AIM OF THE TASK:
Any picture among the records should be left out, please; retype the rest exactly.

EXERCISE INPUT:
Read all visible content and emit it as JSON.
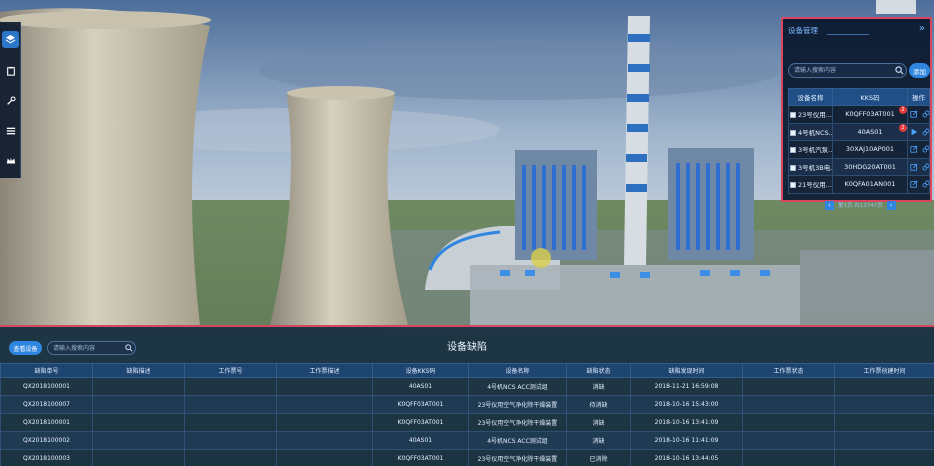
{
  "colors": {
    "accent": "#2f86e0",
    "panel_border": "#d8475f",
    "badge": "#e23a3a",
    "header_bg": "#1f4f86"
  },
  "left_toolbar": {
    "tools": [
      {
        "icon": "layers-icon",
        "active": true
      },
      {
        "icon": "clipboard-icon",
        "active": false
      },
      {
        "icon": "wrench-icon",
        "active": false
      },
      {
        "icon": "list-icon",
        "active": false
      },
      {
        "icon": "crown-icon",
        "active": false
      }
    ]
  },
  "device_panel": {
    "title": "设备管理",
    "search_placeholder": "请输入搜索内容",
    "add_label": "添加",
    "columns": [
      "设备名称",
      "KKS码",
      "操作"
    ],
    "rows": [
      {
        "name": "23号仪用...",
        "kks": "K0QFF03AT001",
        "badge": "2"
      },
      {
        "name": "4号机NCS...",
        "kks": "40AS01",
        "badge": "2"
      },
      {
        "name": "3号机汽泵...",
        "kks": "30XAJ10AP001",
        "badge": ""
      },
      {
        "name": "3号机3B电...",
        "kks": "30HDG20AT001",
        "badge": ""
      },
      {
        "name": "21号仪用...",
        "kks": "K0QFA01AN001",
        "badge": ""
      }
    ],
    "pagination": "第1页 共13747页"
  },
  "defect_panel": {
    "title": "设备缺陷",
    "query_label": "查看设备",
    "search_placeholder": "请输入搜索内容",
    "columns": [
      "缺陷单号",
      "缺陷描述",
      "工作票号",
      "工作票描述",
      "设备KKS码",
      "设备名称",
      "缺陷状态",
      "缺陷发现时间",
      "工作票状态",
      "工作票创建时间"
    ],
    "rows": [
      [
        "QX2018100001",
        "",
        "",
        "",
        "40AS01",
        "4号机NCS ACC测试组",
        "消缺",
        "2018-11-21 16:59:08",
        "",
        ""
      ],
      [
        "QX2018100007",
        "",
        "",
        "",
        "K0QFF03AT001",
        "23号仪用空气净化除干燥装置",
        "待消缺",
        "2018-10-16 15:43:00",
        "",
        ""
      ],
      [
        "QX2018100001",
        "",
        "",
        "",
        "K0QFF03AT001",
        "23号仪用空气净化除干燥装置",
        "消缺",
        "2018-10-16 13:41:09",
        "",
        ""
      ],
      [
        "QX2018100002",
        "",
        "",
        "",
        "40AS01",
        "4号机NCS ACC测试组",
        "消缺",
        "2018-10-16 11:41:09",
        "",
        ""
      ],
      [
        "QX2018100003",
        "",
        "",
        "",
        "K0QFF03AT001",
        "23号仪用空气净化除干燥装置",
        "已消除",
        "2018-10-16 13:44:05",
        "",
        ""
      ]
    ]
  }
}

THE OUTPUT:
Read all visible content and emit it as JSON.
{
  "colors": {
    "accent": "#2f86e0",
    "panel_border": "#d8475f",
    "badge": "#e23a3a",
    "header_bg": "#1f4f86"
  },
  "left_toolbar": {
    "tools": [
      {
        "icon": "layers-icon",
        "active": true
      },
      {
        "icon": "clipboard-icon",
        "active": false
      },
      {
        "icon": "wrench-icon",
        "active": false
      },
      {
        "icon": "list-icon",
        "active": false
      },
      {
        "icon": "crown-icon",
        "active": false
      }
    ]
  },
  "device_panel": {
    "title": "设备管理",
    "search_placeholder": "请输入搜索内容",
    "add_label": "添加",
    "columns": [
      "设备名称",
      "KKS码",
      "操作"
    ],
    "rows": [
      {
        "name": "23号仪用...",
        "kks": "K0QFF03AT001",
        "badge": "2"
      },
      {
        "name": "4号机NCS...",
        "kks": "40AS01",
        "badge": "2"
      },
      {
        "name": "3号机汽泵...",
        "kks": "30XAJ10AP001",
        "badge": ""
      },
      {
        "name": "3号机3B电...",
        "kks": "30HDG20AT001",
        "badge": ""
      },
      {
        "name": "21号仪用...",
        "kks": "K0QFA01AN001",
        "badge": ""
      }
    ],
    "pagination": "第1页 共13747页"
  },
  "defect_panel": {
    "title": "设备缺陷",
    "query_label": "查看设备",
    "search_placeholder": "请输入搜索内容",
    "columns": [
      "缺陷单号",
      "缺陷描述",
      "工作票号",
      "工作票描述",
      "设备KKS码",
      "设备名称",
      "缺陷状态",
      "缺陷发现时间",
      "工作票状态",
      "工作票创建时间"
    ],
    "rows": [
      [
        "QX2018100001",
        "",
        "",
        "",
        "40AS01",
        "4号机NCS ACC测试组",
        "消缺",
        "2018-11-21 16:59:08",
        "",
        ""
      ],
      [
        "QX2018100007",
        "",
        "",
        "",
        "K0QFF03AT001",
        "23号仪用空气净化除干燥装置",
        "待消缺",
        "2018-10-16 15:43:00",
        "",
        ""
      ],
      [
        "QX2018100001",
        "",
        "",
        "",
        "K0QFF03AT001",
        "23号仪用空气净化除干燥装置",
        "消缺",
        "2018-10-16 13:41:09",
        "",
        ""
      ],
      [
        "QX2018100002",
        "",
        "",
        "",
        "40AS01",
        "4号机NCS ACC测试组",
        "消缺",
        "2018-10-16 11:41:09",
        "",
        ""
      ],
      [
        "QX2018100003",
        "",
        "",
        "",
        "K0QFF03AT001",
        "23号仪用空气净化除干燥装置",
        "已消除",
        "2018-10-16 13:44:05",
        "",
        ""
      ]
    ]
  }
}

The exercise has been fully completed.